--- Description of the task ---
Search the material for the string "傳承使命", then return every line where it is found.

>> BEGIN Data provided

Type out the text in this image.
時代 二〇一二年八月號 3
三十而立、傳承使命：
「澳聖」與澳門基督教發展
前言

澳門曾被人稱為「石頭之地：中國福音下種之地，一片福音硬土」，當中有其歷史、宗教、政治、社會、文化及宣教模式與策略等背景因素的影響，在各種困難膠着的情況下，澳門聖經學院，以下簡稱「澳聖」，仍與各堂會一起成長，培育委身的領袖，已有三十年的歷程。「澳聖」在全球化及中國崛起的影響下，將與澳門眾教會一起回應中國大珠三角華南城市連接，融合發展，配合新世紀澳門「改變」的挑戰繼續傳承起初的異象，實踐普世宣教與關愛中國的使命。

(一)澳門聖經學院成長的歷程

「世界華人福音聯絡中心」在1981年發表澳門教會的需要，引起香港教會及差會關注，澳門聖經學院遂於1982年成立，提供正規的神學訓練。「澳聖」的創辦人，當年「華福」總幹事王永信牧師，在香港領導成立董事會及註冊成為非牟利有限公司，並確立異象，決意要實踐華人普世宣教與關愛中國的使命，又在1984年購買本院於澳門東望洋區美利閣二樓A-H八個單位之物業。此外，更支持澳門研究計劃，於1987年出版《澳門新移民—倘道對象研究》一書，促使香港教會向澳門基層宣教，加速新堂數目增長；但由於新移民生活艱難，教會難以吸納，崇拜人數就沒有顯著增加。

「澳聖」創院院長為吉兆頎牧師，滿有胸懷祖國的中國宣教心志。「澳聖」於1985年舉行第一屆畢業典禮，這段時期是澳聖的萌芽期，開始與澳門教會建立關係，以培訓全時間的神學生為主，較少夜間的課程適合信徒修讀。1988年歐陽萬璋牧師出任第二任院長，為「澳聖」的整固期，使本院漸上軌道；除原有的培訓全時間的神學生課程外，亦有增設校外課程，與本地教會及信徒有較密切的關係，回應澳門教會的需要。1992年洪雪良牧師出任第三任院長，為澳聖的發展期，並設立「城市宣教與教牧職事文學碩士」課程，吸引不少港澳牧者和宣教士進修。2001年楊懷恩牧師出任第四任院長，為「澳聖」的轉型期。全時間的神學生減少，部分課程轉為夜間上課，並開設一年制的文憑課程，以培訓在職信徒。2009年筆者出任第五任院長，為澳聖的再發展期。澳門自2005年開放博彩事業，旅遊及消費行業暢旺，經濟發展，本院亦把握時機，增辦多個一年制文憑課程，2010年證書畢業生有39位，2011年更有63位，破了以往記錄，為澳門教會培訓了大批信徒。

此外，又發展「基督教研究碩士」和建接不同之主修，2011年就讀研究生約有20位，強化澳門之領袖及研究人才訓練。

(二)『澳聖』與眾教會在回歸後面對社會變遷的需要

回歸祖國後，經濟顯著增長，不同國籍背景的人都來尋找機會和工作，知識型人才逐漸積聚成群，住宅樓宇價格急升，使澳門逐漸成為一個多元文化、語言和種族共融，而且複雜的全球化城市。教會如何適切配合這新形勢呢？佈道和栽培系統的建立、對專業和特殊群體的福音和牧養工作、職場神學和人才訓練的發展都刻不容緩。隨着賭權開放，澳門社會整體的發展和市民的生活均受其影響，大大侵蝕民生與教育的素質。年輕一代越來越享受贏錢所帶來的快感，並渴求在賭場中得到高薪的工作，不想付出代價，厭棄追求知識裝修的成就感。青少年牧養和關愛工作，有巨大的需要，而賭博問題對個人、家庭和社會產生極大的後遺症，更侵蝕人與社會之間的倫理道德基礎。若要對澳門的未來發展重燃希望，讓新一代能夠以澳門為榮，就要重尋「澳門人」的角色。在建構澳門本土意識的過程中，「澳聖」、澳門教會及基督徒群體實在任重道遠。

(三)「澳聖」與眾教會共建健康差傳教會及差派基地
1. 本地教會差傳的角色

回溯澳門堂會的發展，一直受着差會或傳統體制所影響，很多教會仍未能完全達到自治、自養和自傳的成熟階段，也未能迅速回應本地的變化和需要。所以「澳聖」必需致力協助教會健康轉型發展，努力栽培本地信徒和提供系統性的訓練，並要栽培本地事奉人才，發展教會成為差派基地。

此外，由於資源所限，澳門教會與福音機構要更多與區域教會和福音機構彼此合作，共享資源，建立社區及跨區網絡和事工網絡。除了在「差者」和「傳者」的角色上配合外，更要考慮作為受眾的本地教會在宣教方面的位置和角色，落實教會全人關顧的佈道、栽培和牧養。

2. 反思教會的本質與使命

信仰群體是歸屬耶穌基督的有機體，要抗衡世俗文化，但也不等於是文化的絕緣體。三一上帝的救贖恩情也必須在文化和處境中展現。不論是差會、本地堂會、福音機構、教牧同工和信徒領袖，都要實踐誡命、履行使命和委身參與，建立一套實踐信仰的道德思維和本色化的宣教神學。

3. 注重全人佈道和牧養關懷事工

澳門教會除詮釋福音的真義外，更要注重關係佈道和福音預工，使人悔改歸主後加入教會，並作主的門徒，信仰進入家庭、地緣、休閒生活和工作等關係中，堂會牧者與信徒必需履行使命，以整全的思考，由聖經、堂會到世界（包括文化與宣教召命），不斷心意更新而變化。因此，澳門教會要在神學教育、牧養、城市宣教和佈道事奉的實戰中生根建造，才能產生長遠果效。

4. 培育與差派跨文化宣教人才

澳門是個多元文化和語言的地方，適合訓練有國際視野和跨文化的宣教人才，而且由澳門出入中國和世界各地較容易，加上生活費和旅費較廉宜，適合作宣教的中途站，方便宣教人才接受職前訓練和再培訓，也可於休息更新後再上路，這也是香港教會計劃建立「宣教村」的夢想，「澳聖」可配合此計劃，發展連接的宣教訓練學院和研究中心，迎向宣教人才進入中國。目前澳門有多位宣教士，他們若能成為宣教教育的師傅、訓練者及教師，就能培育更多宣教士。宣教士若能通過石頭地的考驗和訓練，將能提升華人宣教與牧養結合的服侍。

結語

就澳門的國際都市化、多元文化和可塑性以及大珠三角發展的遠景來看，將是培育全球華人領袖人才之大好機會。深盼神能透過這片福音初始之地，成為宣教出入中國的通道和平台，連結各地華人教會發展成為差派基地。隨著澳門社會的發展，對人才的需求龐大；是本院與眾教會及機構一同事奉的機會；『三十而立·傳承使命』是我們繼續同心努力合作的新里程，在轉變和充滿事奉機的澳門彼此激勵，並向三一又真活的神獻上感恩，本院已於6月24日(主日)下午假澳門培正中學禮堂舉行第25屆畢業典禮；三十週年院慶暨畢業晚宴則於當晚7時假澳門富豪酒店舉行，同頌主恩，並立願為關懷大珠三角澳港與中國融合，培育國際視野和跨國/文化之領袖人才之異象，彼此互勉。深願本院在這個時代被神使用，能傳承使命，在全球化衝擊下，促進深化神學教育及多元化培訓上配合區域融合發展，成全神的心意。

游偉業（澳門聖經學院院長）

>> END Data provided

--- Final result ---
三十而立、傳承使命：
就澳門的國際都市化、多元文化和可塑性以及大珠三角發展的遠景來看，將是培育全球華人領袖人才之大好機會。深盼神能透過這片福音初始之地，成為宣教出入中國的通道和平台，連結各地華人教會發展成為差派基地。隨著澳門社會的發展，對人才的需求龐大；是本院與眾教會及機構一同事奉的機會；『三十而立·傳承使命』是我們繼續同心努力合作的新里程，在轉變和充滿事奉機的澳門彼此激勵，並向三一又真活的神獻上感恩，本院已於6月24日(主日)下午假澳門培正中學禮堂舉行第25屆畢業典禮；三十週年院慶暨畢業晚宴則於當晚7時假澳門富豪酒店舉行，同頌主恩，並立願為關懷大珠三角澳港與中國融合，培育國際視野和跨國/文化之領袖人才之異象，彼此互勉。深願本院在這個時代被神使用，能傳承使命，在全球化衝擊下，促進深化神學教育及多元化培訓上配合區域融合發展，成全神的心意。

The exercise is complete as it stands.